## AIM
Find the lines containing the word "kind" and copy every one of them.

/---

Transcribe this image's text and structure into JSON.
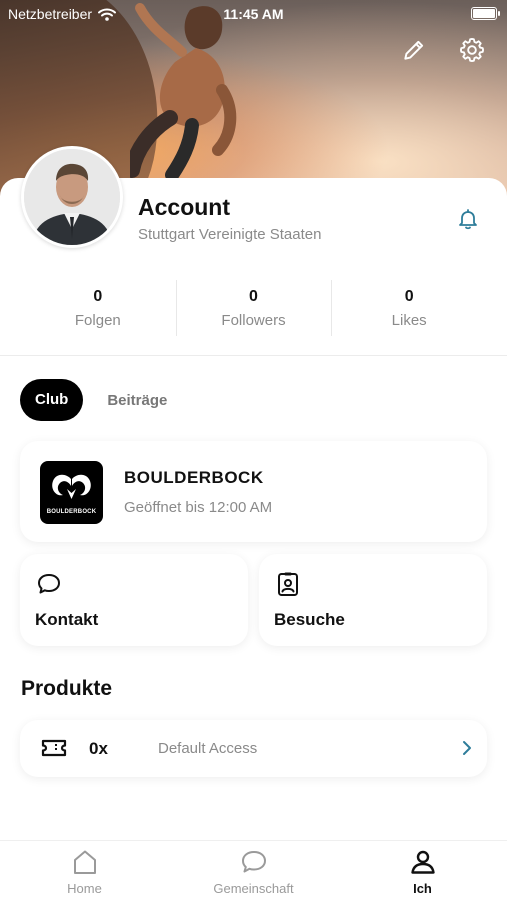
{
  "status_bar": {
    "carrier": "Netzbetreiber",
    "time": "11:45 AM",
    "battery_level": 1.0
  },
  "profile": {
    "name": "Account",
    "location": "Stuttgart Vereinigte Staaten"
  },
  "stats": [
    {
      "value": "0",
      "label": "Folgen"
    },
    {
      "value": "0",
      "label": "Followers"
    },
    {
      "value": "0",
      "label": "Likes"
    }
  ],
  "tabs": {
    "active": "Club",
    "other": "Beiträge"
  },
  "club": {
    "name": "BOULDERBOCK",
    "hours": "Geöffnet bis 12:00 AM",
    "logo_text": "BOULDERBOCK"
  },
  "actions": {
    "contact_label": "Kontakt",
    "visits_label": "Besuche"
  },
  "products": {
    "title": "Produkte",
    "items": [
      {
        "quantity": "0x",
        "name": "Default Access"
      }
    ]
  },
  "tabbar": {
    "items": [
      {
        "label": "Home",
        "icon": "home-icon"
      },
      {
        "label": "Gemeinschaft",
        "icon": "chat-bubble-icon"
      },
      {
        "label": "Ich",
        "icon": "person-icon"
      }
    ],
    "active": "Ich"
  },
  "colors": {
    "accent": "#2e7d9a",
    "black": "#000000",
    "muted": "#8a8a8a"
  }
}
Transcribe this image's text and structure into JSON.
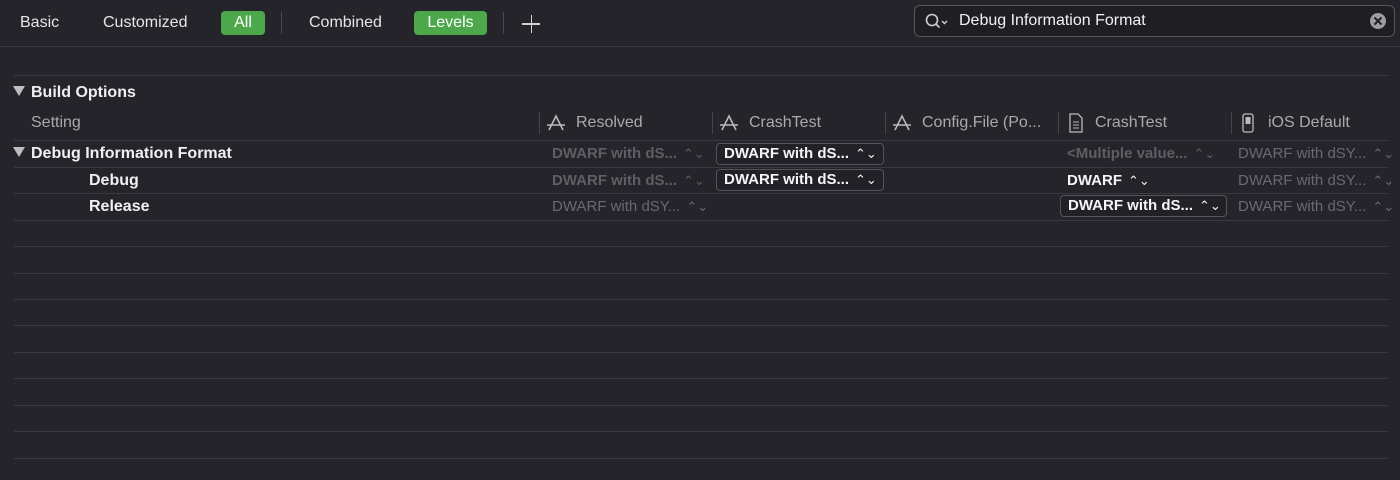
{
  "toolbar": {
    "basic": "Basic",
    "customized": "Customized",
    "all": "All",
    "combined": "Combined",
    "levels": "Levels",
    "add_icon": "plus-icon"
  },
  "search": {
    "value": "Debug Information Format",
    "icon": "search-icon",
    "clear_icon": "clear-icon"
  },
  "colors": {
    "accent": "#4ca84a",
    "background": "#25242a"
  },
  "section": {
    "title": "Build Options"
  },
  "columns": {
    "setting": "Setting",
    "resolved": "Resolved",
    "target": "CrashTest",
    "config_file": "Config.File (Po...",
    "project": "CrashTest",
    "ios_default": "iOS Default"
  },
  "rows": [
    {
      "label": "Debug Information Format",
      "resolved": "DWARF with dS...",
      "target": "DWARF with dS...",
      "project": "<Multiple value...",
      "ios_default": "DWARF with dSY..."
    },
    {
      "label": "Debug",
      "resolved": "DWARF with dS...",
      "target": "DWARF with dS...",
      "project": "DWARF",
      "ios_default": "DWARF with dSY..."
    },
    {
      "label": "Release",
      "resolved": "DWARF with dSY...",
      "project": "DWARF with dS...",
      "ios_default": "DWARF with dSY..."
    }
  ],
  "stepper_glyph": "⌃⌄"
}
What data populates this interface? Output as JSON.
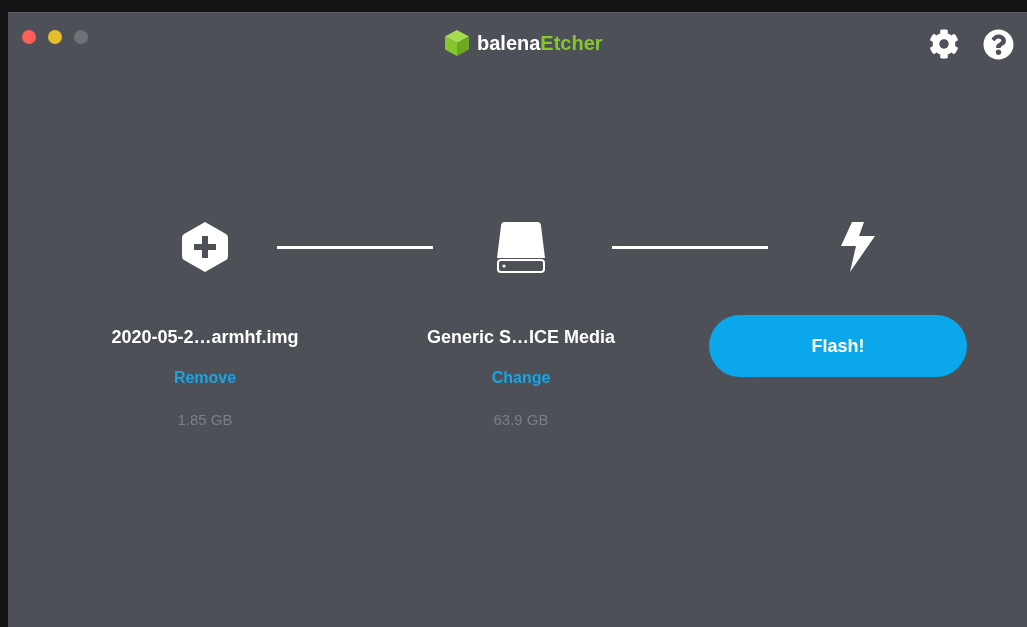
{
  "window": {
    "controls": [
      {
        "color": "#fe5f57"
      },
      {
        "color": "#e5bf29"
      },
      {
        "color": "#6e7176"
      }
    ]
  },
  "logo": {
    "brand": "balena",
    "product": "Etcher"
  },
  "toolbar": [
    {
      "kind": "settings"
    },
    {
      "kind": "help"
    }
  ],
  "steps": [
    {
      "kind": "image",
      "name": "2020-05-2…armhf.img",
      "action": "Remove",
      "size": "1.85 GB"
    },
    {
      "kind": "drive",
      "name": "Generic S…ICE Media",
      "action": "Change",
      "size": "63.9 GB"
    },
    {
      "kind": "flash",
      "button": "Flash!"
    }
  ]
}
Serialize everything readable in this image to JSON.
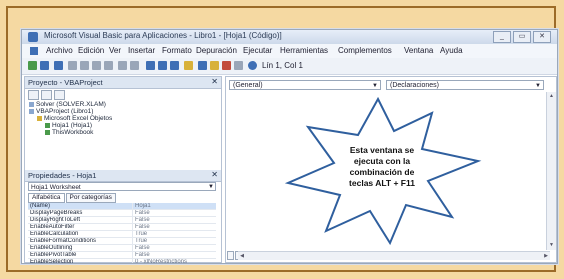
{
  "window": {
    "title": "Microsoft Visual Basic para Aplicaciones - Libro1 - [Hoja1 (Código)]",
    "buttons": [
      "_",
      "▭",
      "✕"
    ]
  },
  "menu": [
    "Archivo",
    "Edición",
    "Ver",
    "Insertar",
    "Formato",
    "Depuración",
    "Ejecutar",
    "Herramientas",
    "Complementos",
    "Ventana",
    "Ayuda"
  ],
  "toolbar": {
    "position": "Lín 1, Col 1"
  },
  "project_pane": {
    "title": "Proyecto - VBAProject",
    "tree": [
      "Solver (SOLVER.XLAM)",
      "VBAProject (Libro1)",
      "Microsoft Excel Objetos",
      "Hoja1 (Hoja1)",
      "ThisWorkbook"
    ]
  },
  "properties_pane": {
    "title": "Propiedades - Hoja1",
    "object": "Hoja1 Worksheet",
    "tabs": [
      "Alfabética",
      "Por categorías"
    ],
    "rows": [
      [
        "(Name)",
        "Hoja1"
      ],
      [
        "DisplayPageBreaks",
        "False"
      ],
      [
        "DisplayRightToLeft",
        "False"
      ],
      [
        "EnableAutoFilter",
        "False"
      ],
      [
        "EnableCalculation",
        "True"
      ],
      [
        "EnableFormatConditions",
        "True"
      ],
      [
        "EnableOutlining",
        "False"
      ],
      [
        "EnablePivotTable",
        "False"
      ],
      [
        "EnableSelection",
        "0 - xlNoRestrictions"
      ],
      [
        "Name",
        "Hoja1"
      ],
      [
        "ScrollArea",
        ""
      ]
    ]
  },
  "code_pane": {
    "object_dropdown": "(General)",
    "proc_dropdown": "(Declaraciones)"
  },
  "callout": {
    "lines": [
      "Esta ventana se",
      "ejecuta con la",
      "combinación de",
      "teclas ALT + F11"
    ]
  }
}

\---

## ANSWER FOR THIS EXERCISE
      "kind": "settings"
      "kind": "help"
      "kind": "image",
      "kind": "drive",
      "kind": "flash",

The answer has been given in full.